# Task prompt
Your answer should be only a number: how many lines include the word "beauty".

[Records from a dataset]
***

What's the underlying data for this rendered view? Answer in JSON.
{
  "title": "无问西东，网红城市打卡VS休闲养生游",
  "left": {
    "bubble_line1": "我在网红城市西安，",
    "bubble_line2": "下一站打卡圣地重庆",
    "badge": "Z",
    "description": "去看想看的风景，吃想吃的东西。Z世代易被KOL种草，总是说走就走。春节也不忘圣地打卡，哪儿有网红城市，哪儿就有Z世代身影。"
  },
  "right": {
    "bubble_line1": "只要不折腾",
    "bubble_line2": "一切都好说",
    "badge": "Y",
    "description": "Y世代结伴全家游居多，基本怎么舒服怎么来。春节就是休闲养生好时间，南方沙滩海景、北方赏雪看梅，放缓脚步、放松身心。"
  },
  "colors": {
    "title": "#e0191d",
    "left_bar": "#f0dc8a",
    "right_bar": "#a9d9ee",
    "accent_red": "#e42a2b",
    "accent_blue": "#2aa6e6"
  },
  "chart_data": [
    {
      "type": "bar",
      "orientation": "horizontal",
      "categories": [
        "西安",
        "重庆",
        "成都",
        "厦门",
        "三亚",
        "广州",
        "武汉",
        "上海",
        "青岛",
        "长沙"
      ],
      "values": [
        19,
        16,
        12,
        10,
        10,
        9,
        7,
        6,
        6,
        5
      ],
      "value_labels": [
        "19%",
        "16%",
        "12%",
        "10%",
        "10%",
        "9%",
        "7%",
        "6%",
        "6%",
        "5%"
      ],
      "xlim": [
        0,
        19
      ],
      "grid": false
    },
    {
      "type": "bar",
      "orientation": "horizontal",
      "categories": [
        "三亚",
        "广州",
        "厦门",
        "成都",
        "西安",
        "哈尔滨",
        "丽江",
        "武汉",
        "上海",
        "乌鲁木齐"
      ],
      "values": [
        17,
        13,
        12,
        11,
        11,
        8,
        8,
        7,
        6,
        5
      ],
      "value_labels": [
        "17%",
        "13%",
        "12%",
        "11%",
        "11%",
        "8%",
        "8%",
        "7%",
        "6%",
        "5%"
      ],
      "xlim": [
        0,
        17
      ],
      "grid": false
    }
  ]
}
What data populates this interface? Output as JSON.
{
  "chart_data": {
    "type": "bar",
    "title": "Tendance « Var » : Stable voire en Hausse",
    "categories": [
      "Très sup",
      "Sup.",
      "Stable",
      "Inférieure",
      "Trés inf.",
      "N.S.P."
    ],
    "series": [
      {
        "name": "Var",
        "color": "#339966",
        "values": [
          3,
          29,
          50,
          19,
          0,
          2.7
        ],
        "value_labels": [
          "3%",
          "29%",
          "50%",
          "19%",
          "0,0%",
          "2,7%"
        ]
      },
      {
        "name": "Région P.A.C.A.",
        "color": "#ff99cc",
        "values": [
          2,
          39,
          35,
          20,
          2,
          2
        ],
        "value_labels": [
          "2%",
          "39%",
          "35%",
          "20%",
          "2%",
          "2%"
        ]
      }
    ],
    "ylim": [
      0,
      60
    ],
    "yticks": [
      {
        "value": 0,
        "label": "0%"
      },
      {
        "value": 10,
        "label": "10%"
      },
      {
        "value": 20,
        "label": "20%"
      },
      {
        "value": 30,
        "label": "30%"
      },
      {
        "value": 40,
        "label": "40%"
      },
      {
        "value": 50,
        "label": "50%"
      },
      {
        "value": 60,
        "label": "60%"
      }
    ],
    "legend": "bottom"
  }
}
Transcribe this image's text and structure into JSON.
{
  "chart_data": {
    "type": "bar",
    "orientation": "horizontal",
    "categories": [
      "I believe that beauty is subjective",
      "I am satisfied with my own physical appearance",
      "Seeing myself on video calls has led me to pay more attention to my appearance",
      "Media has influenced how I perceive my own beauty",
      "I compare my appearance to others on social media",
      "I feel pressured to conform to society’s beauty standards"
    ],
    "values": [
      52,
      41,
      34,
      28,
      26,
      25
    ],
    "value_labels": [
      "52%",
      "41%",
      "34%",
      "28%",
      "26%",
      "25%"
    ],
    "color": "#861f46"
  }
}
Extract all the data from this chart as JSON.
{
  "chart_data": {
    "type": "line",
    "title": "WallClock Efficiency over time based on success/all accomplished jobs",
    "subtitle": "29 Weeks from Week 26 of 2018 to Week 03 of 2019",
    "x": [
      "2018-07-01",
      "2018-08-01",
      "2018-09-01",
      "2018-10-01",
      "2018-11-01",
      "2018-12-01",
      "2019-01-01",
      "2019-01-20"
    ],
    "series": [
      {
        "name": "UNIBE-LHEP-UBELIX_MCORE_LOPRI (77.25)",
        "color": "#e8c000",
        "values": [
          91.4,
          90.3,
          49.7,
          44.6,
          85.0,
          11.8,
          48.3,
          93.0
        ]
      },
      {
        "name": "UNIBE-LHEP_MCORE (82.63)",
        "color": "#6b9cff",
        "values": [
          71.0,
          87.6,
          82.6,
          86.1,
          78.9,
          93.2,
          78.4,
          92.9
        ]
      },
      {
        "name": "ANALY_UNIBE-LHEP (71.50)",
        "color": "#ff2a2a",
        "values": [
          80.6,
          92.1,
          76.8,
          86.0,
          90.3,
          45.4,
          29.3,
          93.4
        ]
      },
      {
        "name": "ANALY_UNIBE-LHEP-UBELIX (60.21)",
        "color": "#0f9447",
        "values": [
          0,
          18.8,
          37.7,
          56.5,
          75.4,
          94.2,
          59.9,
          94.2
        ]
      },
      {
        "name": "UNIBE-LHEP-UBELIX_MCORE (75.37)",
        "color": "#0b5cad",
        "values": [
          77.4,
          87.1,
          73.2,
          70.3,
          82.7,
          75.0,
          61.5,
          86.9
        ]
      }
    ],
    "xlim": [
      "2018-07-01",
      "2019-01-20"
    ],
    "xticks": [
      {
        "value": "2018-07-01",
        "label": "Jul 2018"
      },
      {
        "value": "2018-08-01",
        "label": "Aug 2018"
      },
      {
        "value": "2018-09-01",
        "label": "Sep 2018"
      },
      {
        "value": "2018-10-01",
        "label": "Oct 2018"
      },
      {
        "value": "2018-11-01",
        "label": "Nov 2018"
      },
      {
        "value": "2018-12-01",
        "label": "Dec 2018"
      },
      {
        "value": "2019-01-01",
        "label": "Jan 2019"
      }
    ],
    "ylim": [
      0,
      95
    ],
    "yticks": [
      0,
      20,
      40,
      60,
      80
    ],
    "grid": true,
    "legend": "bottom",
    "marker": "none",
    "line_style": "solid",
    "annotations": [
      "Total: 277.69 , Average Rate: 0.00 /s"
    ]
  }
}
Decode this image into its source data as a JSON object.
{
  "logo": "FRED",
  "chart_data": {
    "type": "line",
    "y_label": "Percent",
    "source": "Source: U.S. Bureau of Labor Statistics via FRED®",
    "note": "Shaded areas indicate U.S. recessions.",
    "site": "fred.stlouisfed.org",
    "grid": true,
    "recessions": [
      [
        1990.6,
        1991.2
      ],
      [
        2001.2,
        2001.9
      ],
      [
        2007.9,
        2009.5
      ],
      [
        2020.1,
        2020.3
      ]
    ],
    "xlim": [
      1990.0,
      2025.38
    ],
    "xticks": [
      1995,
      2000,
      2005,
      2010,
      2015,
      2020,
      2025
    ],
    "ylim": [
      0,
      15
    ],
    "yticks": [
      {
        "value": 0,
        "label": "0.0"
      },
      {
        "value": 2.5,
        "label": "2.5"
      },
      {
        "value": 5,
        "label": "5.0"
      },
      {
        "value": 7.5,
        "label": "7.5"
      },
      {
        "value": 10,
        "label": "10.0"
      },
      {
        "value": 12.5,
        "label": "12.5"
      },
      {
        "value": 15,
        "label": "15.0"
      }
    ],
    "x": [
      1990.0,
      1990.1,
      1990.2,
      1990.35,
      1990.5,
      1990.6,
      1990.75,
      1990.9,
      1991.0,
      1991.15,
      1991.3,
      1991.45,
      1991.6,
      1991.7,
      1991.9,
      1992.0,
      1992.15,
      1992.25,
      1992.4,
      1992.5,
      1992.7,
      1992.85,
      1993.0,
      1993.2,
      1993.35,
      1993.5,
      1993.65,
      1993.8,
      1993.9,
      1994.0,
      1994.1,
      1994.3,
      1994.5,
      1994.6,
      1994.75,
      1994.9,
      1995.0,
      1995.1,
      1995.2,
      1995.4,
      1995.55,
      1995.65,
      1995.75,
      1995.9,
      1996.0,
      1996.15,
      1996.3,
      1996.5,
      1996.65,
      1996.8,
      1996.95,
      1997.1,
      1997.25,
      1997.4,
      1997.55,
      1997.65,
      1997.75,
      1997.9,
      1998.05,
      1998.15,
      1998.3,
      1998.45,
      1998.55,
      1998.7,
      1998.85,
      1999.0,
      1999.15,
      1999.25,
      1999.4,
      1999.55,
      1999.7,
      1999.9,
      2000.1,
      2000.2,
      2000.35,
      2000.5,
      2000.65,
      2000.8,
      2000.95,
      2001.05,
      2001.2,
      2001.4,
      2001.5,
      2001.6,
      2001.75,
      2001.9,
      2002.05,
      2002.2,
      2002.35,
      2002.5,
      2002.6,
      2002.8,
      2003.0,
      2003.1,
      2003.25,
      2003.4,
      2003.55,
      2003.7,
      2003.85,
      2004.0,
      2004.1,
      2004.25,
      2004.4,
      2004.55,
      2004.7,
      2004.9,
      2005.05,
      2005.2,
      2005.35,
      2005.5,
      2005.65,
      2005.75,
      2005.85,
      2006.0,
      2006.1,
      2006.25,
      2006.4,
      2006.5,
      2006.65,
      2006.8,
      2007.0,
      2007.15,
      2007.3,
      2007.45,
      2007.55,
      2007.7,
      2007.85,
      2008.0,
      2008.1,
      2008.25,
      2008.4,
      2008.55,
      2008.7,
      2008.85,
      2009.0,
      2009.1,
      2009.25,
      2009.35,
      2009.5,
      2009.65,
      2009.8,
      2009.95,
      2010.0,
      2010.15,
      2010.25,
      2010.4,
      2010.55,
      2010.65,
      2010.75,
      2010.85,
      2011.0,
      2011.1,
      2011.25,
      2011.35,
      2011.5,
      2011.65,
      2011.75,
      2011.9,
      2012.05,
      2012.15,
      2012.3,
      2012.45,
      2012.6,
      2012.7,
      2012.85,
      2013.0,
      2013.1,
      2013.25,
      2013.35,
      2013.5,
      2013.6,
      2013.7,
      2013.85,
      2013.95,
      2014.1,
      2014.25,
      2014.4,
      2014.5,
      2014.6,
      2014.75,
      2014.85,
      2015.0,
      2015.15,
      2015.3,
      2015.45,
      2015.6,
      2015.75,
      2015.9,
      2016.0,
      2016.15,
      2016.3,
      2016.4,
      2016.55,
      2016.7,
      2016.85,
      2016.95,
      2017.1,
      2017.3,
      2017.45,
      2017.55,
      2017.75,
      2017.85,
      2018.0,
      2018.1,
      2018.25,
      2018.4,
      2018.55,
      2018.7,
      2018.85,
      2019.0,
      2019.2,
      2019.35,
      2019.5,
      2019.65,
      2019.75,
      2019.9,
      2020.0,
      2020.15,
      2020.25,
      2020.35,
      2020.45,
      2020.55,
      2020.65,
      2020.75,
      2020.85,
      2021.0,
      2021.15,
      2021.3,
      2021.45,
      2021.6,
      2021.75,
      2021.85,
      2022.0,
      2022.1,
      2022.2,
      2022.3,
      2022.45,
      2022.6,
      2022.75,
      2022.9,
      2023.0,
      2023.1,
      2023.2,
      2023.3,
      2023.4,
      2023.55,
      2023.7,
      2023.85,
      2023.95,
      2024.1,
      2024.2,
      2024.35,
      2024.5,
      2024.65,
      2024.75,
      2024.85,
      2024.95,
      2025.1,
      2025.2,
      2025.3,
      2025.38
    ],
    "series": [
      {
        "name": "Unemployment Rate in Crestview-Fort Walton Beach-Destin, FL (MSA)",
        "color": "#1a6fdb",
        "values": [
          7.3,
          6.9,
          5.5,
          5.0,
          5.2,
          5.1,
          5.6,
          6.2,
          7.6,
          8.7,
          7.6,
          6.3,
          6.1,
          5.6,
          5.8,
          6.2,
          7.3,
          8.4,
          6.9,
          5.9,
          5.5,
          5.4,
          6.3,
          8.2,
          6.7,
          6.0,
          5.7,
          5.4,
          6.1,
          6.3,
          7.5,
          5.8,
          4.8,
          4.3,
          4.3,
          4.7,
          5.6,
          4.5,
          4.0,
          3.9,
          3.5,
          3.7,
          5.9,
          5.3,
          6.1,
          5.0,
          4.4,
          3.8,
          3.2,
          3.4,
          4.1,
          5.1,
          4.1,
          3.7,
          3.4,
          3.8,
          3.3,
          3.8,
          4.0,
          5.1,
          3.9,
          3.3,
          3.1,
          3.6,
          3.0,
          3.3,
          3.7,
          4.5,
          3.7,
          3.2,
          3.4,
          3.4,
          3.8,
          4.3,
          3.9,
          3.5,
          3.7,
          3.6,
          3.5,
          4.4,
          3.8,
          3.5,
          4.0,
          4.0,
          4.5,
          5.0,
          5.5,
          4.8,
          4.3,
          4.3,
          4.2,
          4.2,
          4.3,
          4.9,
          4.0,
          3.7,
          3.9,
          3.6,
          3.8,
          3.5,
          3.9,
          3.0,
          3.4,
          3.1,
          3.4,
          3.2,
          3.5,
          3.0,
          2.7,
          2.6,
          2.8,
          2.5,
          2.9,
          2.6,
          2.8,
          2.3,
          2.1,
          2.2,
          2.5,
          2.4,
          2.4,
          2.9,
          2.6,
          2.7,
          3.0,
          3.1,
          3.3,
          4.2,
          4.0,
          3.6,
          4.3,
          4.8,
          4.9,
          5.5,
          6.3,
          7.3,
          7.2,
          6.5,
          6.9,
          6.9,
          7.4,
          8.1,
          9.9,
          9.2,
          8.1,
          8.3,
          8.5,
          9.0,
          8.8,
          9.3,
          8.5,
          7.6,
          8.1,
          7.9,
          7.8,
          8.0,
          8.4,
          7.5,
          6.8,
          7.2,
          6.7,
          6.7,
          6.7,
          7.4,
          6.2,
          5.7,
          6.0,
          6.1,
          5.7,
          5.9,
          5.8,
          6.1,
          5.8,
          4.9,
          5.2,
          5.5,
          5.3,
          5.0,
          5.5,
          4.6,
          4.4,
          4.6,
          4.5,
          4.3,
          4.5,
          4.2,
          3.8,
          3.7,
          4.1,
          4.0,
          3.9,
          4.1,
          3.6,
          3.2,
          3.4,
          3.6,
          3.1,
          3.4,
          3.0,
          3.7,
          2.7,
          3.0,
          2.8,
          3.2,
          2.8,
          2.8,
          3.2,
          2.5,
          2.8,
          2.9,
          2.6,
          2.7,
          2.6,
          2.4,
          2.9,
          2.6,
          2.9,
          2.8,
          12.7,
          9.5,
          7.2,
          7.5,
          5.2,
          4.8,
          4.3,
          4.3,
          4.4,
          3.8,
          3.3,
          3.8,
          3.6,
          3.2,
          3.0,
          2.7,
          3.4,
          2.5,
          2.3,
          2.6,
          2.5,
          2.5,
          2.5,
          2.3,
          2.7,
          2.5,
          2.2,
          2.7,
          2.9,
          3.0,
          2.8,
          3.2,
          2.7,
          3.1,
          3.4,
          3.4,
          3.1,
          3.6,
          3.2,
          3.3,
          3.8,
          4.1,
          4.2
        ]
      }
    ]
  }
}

***

# Solution to this exercise
3